[Stored data entries]
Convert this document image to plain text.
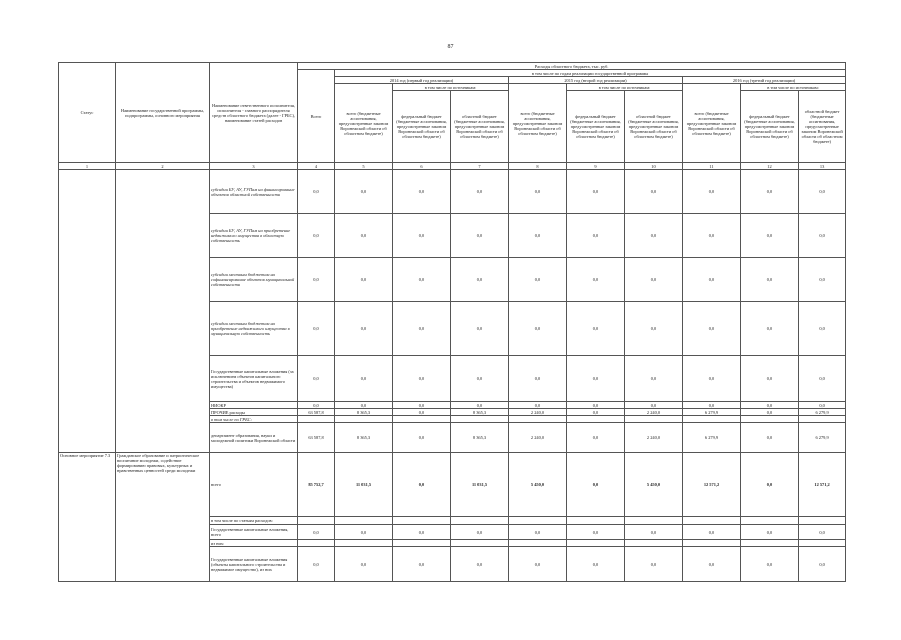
87
Статус	Наименование государственной программы, подпрограммы, основного мероприятия	Наименование ответственного исполнителя, исполнителя - главного распорядителя средств областного бюджета (далее - ГРБС), наименование статей расходов	Расходы областного бюджета, тыс. руб.									
			Всего	в том числе по годам реализации государственной программы								
				2014 год (первый год реализации)			2015 год (второй год реализации)			2016 год (третий год реализации)		
				всего (бюджетные ассигнования, предусмотренные законом Воронежской области об областном бюджете)	в том числе по источникам:		всего (бюджетные ассигнования, предусмотренные законом Воронежской области об областном бюджете)	в том числе по источникам:		всего (бюджетные ассигнования, предусмотренные законом Воронежской области об областном бюджете)	в том числе по источникам:	
					федеральный бюджет (бюджетные ассигнования, предусмотренные законом Воронежской области об областном бюджете)	областной бюджет (бюджетные ассигнования, предусмотренные законом Воронежской области об областном бюджете)		федеральный бюджет (бюджетные ассигнования, предусмотренные законом Воронежской области об областном бюджете)	областной бюджет (бюджетные ассигнования, предусмотренные законом Воронежской области об областном бюджете)		федеральный бюджет (бюджетные ассигнования, предусмотренные законом Воронежской области об областном бюджете)	областной бюджет (бюджетные ассигнования, предусмотренные законом Воронежской области об областном бюджете)
1	2	3	4	5	6	7	8	9	10	11	12	13
		субсидии БУ, АУ, ГУПам на финансирование объектов областной собственности	0,0	0,0	0,0	0,0	0,0	0,0	0,0	0,0	0,0	0,0
		субсидии БУ, АУ, ГУПам на приобретение недвижимого имущества в областную собственность	0,0	0,0	0,0	0,0	0,0	0,0	0,0	0,0	0,0	0,0
		субсидии местным бюджетам на софинансирование объектов муниципальной собственности	0,0	0,0	0,0	0,0	0,0	0,0	0,0	0,0	0,0	0,0
		субсидии местным бюджетам на приобретение недвижимого имущества в муниципальную собственность	0,0	0,0	0,0	0,0	0,0	0,0	0,0	0,0	0,0	0,0
		Государственные капитальные вложения (за исключением объектов капитального строительства и объектов недвижимого имущества)	0,0	0,0	0,0	0,0	0,0	0,0	0,0	0,0	0,0	0,0
		НИОКР	0,0	0,0	0,0	0,0	0,0	0,0	0,0	0,0	0,0	0,0
		ПРОЧИЕ расходы	63 587,8	8 365,3	0,0	8 365,3	2 240,0	0,0	2 240,0	6 279,9	0,0	6 279,9
		в том числе по ГРБС:										
		департамент образования, науки и молодежной политики Воронежской области	63 587,8	8 365,3	0,0	8 365,3	2 240,0	0,0	2 240,0	6 279,9	0,0	6 279,9
Основное мероприятие 7.3	Гражданское образование и патриотическое воспитание молодежи, содействие формированию правовых, культурных и нравственных ценностей среди молодежи	всего	85 752,7	11 031,5	0,0	11 031,5	5 450,0	0,0	5 450,0	12 571,2	0,0	12 571,2
		в том числе по статьям расходов:										
		Государственные капитальные вложения, всего	0,0	0,0	0,0	0,0	0,0	0,0	0,0	0,0	0,0	0,0
		из них:										
		Государственные капитальные вложения (объекты капитального строительства и недвижимое имущество), из них	0,0	0,0	0,0	0,0	0,0	0,0	0,0	0,0	0,0	0,0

## YOUR OBJECTIVE:
Each line of the data that includes the word "бюджетам" counts once; report the total and nothing more.

## WRITTEN RESPONSE:
2